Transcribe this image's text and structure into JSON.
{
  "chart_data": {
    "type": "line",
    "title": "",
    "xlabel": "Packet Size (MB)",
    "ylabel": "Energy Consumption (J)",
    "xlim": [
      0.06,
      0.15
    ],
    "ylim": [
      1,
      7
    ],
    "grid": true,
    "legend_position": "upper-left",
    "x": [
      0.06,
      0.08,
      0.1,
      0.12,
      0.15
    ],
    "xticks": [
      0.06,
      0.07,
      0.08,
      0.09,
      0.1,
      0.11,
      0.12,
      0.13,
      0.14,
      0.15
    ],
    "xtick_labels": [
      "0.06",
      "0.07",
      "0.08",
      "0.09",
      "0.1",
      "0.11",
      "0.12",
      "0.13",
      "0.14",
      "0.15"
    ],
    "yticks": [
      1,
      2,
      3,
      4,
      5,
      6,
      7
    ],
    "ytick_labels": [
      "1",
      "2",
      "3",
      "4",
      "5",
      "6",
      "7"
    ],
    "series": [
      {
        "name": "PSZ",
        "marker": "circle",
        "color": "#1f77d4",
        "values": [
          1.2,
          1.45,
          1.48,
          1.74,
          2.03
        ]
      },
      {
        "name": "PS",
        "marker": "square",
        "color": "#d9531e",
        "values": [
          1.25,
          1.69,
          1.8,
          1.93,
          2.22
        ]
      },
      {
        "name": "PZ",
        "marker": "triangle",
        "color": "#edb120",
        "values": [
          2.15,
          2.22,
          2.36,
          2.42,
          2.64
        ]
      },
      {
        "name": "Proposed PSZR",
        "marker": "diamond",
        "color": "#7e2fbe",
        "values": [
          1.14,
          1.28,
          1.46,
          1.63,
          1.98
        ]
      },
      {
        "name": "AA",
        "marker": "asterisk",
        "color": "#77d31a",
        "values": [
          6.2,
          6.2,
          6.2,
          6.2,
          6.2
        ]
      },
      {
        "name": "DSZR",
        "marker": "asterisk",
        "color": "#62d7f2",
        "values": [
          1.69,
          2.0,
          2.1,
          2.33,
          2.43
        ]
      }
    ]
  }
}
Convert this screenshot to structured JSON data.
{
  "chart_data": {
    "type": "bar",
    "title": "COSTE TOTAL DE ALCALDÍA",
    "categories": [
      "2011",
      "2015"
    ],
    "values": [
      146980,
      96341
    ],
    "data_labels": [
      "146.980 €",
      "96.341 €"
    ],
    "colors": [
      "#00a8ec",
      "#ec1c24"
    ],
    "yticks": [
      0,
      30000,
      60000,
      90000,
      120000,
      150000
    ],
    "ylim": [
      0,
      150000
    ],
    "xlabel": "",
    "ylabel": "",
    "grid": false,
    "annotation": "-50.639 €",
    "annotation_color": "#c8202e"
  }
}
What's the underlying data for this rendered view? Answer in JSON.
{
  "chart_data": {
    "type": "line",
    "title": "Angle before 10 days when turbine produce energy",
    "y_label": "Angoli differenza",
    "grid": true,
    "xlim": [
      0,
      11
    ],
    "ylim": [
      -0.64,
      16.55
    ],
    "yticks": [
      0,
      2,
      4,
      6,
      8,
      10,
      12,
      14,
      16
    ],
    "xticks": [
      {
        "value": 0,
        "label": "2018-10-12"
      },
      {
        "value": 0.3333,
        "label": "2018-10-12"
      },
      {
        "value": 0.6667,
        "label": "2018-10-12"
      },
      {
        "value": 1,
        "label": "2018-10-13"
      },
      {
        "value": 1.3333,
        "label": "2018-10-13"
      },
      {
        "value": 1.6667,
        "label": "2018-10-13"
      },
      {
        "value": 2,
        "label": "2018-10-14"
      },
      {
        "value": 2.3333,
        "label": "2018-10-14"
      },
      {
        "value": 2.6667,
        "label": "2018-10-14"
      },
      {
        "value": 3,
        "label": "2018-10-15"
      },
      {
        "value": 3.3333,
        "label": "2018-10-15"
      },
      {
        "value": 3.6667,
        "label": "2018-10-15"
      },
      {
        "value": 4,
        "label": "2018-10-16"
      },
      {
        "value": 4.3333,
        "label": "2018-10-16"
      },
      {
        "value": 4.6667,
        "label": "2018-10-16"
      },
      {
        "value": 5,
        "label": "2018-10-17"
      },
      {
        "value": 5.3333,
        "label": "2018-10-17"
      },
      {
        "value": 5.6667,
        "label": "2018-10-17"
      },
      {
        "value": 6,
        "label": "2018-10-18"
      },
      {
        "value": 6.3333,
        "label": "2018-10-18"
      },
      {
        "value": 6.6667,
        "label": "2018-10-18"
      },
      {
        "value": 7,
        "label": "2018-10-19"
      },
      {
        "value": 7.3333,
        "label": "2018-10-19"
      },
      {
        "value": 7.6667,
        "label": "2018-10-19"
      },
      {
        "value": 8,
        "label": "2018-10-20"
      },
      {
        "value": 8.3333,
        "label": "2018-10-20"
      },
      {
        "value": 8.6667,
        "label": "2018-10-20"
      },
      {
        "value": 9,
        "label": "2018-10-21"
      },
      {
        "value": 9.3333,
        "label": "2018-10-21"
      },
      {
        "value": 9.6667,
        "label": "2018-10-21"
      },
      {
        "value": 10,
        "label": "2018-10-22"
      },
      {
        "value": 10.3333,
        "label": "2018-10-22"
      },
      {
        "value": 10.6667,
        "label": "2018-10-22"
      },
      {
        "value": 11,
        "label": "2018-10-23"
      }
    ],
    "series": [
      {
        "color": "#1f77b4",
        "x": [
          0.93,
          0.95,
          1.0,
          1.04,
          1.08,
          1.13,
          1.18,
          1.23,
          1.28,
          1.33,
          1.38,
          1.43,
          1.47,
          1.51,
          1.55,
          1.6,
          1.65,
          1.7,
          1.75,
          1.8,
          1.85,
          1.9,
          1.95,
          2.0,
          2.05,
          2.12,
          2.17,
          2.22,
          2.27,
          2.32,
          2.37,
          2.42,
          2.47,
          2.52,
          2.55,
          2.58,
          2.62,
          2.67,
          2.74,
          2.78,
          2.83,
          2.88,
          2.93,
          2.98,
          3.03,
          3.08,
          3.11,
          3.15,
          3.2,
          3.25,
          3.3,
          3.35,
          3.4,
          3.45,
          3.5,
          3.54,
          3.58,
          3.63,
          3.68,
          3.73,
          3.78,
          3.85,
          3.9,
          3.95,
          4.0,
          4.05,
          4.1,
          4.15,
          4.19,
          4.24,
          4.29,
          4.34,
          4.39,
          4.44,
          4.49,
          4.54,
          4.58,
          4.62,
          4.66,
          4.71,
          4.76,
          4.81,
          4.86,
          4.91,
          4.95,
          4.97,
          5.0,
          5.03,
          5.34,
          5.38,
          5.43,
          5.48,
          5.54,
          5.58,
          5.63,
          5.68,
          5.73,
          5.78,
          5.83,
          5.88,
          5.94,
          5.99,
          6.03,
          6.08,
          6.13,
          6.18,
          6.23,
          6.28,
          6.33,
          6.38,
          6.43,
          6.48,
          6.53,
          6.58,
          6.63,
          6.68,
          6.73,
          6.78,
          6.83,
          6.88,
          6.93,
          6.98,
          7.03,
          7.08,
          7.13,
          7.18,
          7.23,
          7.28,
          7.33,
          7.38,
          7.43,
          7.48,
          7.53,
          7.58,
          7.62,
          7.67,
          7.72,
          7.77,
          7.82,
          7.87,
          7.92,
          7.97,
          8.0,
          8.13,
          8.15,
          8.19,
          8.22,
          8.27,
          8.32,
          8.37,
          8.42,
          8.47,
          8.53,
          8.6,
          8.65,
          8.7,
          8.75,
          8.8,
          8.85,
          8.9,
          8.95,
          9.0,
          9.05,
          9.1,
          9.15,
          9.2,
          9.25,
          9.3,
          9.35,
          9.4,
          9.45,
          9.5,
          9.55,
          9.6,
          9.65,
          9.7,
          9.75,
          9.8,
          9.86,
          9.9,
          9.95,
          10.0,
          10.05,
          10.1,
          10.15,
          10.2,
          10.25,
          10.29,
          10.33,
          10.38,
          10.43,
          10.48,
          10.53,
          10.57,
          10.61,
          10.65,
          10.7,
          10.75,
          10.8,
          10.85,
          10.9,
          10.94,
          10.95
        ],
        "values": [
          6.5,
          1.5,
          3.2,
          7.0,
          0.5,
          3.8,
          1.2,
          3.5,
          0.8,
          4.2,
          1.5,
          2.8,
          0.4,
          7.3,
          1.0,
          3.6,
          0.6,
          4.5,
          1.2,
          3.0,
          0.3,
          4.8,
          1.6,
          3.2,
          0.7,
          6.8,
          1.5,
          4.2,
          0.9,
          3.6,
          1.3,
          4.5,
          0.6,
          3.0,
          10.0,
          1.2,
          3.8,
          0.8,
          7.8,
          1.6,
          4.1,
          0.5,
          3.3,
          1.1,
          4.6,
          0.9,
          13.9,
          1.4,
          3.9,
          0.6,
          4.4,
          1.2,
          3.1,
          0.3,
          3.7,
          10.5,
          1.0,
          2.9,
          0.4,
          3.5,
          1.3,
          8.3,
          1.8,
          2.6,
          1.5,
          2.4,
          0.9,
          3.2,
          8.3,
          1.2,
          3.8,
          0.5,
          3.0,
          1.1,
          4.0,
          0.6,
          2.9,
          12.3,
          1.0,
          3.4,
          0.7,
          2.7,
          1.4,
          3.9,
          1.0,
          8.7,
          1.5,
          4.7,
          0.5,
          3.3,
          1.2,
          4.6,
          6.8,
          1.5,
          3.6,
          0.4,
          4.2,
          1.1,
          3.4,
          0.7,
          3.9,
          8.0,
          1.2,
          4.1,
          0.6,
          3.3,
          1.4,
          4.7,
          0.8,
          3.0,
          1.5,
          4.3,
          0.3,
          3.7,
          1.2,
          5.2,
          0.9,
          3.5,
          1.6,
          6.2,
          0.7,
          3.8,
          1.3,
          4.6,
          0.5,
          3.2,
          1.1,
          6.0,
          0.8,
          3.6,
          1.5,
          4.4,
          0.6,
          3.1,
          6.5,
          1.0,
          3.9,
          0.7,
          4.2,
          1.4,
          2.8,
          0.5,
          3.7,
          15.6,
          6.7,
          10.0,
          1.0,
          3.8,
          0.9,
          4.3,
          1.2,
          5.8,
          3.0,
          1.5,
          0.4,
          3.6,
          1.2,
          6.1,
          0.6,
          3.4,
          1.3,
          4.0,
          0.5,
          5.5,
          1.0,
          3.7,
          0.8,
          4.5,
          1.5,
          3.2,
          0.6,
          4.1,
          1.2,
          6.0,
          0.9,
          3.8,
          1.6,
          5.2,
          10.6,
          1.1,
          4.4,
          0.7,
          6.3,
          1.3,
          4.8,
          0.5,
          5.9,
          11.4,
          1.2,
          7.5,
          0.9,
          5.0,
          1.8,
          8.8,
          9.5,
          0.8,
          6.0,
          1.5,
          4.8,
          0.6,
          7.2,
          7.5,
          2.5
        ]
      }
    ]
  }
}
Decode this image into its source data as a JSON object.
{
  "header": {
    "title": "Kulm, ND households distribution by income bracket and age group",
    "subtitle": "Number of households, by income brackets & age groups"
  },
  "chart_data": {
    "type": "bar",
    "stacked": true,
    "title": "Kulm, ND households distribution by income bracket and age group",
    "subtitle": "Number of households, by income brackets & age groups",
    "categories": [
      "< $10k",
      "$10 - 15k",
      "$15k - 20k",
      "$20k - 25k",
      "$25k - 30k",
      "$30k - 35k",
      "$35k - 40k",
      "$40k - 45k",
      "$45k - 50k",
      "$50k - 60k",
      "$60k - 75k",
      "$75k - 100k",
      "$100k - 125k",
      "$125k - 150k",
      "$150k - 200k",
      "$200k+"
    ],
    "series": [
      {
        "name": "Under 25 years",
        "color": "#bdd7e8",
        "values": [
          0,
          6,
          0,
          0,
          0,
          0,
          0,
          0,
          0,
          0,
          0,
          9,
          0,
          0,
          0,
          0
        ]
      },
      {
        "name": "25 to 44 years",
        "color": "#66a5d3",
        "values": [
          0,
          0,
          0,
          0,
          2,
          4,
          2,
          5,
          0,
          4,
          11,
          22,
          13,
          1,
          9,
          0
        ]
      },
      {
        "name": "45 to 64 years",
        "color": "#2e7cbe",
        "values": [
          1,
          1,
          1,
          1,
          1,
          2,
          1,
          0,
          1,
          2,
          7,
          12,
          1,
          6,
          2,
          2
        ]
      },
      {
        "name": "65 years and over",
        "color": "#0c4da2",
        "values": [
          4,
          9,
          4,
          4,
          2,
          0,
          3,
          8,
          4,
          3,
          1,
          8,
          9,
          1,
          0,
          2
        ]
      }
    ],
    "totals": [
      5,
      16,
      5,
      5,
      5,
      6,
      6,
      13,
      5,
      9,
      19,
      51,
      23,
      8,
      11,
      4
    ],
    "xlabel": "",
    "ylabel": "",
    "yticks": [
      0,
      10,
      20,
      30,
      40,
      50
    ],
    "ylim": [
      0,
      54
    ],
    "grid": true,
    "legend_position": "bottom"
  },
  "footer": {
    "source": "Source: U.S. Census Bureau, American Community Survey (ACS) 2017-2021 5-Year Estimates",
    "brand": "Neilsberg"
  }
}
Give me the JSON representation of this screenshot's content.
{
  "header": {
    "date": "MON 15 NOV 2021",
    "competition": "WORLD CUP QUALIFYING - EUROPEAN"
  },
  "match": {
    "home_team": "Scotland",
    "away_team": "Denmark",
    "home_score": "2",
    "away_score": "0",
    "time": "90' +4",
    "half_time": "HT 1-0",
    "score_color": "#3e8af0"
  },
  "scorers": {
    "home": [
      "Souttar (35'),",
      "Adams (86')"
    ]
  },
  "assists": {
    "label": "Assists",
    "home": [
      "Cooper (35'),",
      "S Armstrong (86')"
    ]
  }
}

- TO DO -
Answer with one number: how many lines of the entries above include the word "JSON".

- RESULT OF THIS EXERCISE -
5